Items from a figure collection
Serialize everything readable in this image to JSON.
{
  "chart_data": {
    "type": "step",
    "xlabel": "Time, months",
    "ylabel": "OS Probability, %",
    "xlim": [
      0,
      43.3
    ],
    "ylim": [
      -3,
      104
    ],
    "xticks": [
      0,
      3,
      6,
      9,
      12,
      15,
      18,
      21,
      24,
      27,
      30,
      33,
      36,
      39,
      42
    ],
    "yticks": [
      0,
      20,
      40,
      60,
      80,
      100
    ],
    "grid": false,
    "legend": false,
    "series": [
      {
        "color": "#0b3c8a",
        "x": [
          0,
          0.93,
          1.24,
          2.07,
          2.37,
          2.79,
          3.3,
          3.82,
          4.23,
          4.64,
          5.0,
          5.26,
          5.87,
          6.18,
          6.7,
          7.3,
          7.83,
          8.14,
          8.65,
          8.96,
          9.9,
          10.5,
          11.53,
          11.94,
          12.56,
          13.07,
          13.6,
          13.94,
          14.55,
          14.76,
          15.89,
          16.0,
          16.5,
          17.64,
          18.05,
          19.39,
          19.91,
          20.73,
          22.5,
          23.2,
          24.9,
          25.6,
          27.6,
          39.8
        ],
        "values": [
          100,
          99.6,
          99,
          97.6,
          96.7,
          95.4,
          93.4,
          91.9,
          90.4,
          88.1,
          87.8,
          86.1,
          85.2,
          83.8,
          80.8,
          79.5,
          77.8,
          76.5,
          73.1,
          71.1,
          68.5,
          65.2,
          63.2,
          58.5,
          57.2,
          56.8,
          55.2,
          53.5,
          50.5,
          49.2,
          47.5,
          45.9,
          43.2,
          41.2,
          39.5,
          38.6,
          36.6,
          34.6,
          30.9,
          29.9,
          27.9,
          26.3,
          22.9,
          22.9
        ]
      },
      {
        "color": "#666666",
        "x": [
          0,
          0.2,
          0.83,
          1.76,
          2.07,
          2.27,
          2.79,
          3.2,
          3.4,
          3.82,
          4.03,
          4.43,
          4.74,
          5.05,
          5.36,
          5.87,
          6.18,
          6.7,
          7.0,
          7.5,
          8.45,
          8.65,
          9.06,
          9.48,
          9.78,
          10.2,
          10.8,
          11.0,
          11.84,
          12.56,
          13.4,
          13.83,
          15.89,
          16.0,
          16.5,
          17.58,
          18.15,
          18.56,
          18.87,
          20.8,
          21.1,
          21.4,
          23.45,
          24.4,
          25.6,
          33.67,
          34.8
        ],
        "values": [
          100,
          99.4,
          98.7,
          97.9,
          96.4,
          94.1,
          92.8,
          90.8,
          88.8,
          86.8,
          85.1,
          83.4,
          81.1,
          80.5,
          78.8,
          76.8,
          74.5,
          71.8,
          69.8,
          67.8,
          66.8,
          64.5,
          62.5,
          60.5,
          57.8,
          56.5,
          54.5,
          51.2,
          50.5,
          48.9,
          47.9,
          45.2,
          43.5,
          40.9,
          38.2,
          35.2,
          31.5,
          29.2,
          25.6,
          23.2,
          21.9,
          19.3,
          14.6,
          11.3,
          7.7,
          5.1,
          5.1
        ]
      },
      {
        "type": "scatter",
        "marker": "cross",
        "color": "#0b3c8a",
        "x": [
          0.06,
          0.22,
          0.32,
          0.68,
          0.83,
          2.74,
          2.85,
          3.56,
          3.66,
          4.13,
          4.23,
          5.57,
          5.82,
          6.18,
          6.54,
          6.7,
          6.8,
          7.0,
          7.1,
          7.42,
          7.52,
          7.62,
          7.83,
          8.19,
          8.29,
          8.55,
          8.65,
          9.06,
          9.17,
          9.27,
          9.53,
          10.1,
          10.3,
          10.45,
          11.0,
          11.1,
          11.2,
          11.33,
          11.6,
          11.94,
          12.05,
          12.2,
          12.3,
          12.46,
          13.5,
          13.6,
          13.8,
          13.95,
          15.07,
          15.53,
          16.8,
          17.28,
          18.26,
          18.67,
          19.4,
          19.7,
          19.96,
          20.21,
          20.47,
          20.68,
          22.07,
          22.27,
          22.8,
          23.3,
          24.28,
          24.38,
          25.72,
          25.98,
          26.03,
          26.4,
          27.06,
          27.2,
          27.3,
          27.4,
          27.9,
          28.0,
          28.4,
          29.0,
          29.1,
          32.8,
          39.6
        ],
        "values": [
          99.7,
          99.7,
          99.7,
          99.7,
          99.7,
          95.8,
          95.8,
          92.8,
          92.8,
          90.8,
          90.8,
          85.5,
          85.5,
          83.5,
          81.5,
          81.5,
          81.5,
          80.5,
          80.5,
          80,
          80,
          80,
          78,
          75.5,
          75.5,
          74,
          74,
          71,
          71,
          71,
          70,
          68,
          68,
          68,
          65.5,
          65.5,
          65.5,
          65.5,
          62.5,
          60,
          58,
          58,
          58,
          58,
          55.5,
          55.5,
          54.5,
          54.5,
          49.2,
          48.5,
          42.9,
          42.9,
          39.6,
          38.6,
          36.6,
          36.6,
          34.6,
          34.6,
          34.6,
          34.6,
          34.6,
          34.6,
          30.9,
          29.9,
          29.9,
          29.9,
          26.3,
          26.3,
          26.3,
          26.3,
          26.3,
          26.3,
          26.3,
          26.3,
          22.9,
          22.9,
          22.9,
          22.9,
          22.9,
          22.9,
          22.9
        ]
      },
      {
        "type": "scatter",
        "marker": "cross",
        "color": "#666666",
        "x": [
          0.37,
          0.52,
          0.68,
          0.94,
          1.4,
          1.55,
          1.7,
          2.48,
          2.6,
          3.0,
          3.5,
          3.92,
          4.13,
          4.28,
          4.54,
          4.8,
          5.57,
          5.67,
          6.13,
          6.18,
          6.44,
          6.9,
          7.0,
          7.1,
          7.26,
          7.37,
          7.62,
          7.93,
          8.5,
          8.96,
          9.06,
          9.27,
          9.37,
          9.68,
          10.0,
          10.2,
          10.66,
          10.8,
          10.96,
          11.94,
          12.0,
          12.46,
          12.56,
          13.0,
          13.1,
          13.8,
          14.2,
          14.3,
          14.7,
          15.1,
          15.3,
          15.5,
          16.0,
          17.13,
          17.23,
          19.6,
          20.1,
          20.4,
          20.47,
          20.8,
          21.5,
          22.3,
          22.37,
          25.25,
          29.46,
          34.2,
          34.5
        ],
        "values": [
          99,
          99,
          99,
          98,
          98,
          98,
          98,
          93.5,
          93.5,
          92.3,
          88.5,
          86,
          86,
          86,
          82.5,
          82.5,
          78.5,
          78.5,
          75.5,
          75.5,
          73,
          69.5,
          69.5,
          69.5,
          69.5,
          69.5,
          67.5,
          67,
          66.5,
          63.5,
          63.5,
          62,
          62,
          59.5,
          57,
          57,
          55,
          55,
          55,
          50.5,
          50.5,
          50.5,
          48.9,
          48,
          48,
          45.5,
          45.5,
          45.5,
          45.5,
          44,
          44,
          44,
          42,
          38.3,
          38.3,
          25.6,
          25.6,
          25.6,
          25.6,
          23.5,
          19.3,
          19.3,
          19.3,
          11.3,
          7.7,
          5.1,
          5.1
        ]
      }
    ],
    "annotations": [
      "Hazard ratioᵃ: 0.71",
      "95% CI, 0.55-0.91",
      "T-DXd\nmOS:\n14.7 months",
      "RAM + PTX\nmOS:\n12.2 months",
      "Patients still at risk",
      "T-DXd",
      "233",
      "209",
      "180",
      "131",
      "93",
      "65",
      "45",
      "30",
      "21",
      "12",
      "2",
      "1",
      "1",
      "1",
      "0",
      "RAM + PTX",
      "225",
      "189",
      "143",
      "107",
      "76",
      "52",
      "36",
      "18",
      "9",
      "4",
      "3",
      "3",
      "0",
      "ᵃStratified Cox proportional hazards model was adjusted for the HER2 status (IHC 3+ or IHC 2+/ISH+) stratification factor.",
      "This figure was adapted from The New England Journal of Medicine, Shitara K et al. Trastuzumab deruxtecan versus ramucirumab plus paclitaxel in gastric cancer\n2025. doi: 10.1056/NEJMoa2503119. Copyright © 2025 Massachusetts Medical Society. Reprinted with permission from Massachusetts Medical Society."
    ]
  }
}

TASK TO COMPLETE
From the records above, pick out and copy each line holding the word "nmOS".

WRITTEN REPLY
      "T-DXd\nmOS:\n14.7 months",
      "RAM + PTX\nmOS:\n12.2 months",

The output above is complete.